(Dataset entries)
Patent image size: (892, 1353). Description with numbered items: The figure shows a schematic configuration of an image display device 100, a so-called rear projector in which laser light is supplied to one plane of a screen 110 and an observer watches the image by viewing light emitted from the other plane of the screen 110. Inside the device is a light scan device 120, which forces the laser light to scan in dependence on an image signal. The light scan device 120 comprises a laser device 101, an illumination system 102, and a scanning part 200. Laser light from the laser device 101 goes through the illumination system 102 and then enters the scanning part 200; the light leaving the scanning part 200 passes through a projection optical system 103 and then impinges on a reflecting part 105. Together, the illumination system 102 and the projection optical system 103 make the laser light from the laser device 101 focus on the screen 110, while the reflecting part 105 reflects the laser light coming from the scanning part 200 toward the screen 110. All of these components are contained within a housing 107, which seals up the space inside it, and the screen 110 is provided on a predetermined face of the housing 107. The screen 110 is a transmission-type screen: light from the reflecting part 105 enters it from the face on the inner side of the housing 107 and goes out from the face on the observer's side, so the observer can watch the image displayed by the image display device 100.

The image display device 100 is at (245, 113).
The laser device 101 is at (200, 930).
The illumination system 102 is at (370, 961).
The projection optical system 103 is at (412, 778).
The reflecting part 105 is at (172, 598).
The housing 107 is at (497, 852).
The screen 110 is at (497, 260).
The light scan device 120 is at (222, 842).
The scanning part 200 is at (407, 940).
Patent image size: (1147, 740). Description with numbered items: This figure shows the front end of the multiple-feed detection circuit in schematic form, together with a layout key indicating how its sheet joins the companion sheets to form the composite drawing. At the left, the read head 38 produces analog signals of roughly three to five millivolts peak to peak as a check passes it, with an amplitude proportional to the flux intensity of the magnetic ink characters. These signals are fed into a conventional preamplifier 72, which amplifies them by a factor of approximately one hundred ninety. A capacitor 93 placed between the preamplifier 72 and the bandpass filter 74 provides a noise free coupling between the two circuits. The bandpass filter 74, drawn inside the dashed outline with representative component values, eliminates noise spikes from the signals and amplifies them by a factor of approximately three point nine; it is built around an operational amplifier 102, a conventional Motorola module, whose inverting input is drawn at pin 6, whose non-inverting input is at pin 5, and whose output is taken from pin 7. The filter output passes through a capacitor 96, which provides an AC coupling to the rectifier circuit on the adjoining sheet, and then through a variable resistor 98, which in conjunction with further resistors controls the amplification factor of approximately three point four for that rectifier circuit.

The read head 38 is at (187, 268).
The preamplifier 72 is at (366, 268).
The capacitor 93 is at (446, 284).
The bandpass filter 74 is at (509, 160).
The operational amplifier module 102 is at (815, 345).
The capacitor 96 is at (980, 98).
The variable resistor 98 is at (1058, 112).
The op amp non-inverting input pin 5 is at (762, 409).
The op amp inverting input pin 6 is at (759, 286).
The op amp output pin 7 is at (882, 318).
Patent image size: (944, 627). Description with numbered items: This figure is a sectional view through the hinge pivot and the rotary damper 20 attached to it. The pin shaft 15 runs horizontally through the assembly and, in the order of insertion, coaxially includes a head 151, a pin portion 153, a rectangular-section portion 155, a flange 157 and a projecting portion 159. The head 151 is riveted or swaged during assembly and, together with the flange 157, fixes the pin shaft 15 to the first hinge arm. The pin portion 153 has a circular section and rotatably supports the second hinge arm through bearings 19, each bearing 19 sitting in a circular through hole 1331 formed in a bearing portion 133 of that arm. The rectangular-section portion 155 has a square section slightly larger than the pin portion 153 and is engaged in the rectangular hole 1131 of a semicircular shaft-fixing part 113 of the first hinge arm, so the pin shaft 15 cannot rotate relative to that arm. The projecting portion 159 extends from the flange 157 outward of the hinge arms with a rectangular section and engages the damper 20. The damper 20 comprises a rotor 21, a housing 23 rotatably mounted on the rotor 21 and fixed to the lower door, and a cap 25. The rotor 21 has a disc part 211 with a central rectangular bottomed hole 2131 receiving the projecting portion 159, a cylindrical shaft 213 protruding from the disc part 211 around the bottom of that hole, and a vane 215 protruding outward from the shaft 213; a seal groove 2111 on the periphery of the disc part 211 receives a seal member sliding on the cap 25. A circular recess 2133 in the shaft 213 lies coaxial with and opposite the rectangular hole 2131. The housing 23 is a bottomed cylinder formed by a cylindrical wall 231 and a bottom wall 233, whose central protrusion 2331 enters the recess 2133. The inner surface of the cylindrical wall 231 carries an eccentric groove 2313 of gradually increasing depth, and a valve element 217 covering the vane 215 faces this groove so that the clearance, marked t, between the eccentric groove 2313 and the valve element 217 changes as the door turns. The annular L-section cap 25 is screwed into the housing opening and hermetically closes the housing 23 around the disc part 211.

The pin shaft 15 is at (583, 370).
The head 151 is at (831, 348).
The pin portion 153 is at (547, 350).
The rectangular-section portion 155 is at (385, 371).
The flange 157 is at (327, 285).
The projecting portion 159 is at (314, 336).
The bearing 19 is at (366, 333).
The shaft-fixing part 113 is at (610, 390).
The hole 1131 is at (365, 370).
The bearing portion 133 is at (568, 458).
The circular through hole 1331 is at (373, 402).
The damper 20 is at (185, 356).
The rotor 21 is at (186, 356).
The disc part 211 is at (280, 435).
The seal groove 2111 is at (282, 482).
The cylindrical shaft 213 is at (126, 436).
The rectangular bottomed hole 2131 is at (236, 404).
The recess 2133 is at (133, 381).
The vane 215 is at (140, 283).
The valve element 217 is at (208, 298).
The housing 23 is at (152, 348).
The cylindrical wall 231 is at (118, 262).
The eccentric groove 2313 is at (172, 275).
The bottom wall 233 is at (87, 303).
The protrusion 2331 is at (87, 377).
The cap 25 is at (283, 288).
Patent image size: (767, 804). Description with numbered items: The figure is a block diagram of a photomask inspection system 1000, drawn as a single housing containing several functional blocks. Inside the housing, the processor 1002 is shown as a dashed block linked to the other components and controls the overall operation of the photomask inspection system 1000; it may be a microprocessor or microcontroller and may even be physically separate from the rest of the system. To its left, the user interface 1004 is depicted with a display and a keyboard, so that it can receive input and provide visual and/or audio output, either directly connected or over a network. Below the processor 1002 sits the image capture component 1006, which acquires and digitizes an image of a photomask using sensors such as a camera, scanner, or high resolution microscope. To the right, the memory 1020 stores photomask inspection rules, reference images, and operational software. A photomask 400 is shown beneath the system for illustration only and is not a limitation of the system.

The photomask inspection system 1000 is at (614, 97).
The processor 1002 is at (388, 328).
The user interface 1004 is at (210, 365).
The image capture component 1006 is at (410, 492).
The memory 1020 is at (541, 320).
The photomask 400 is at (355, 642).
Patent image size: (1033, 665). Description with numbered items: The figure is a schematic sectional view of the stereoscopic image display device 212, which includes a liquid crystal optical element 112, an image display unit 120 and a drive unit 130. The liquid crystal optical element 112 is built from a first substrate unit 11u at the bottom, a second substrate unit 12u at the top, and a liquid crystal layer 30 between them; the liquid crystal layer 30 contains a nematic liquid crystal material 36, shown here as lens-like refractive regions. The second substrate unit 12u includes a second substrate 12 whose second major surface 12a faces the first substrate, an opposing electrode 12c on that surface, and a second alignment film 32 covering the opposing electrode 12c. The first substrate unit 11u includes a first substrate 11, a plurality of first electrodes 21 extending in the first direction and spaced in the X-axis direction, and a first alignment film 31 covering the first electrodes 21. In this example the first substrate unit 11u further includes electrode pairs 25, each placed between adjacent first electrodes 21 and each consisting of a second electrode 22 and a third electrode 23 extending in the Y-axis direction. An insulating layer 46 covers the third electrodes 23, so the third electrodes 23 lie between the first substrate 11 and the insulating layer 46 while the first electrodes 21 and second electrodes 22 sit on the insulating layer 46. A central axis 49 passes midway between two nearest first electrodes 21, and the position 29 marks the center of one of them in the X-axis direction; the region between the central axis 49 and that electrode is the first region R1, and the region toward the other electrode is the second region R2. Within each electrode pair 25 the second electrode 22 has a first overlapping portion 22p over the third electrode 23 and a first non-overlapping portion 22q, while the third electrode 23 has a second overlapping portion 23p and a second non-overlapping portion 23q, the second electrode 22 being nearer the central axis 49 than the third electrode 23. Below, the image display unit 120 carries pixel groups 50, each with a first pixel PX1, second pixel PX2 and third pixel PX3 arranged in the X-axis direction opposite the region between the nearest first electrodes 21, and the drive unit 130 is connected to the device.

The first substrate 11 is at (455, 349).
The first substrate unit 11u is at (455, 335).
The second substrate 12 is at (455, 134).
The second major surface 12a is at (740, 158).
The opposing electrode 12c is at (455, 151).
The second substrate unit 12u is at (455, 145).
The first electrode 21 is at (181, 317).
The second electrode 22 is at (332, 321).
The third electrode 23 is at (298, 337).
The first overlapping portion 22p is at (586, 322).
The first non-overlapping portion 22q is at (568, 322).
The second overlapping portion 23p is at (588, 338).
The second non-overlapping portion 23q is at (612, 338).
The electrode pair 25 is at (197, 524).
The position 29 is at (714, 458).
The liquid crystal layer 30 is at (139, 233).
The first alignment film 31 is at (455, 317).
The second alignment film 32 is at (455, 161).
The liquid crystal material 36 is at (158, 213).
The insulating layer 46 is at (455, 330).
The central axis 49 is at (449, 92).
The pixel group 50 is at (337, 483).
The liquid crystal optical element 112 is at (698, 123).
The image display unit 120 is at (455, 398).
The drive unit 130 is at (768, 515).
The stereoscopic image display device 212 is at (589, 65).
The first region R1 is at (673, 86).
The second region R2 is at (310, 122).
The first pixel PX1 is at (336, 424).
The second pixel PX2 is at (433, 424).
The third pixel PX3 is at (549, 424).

▶ _INSTRUCTION_: Copy out the lines above word for word, starting with the line that contains "Patent image size: (1147, 740)." and ending with the line that contains "The op amp output pin 7 is at (882, 318).", both of those lines included.

▶ _SOLUTION BELOW_:
Patent image size: (1147, 740). Description with numbered items: This figure shows the front end of the multiple-feed detection circuit in schematic form, together with a layout key indicating how its sheet joins the companion sheets to form the composite drawing. At the left, the read head 38 produces analog signals of roughly three to five millivolts peak to peak as a check passes it, with an amplitude proportional to the flux intensity of the magnetic ink characters. These signals are fed into a conventional preamplifier 72, which amplifies them by a factor of approximately one hundred ninety. A capacitor 93 placed between the preamplifier 72 and the bandpass filter 74 provides a noise free coupling between the two circuits. The bandpass filter 74, drawn inside the dashed outline with representative component values, eliminates noise spikes from the signals and amplifies them by a factor of approximately three point nine; it is built around an operational amplifier 102, a conventional Motorola module, whose inverting input is drawn at pin 6, whose non-inverting input is at pin 5, and whose output is taken from pin 7. The filter output passes through a capacitor 96, which provides an AC coupling to the rectifier circuit on the adjoining sheet, and then through a variable resistor 98, which in conjunction with further resistors controls the amplification factor of approximately three point four for that rectifier circuit.

The read head 38 is at (187, 268).
The preamplifier 72 is at (366, 268).
The capacitor 93 is at (446, 284).
The bandpass filter 74 is at (509, 160).
The operational amplifier module 102 is at (815, 345).
The capacitor 96 is at (980, 98).
The variable resistor 98 is at (1058, 112).
The op amp non-inverting input pin 5 is at (762, 409).
The op amp inverting input pin 6 is at (759, 286).
The op amp output pin 7 is at (882, 318).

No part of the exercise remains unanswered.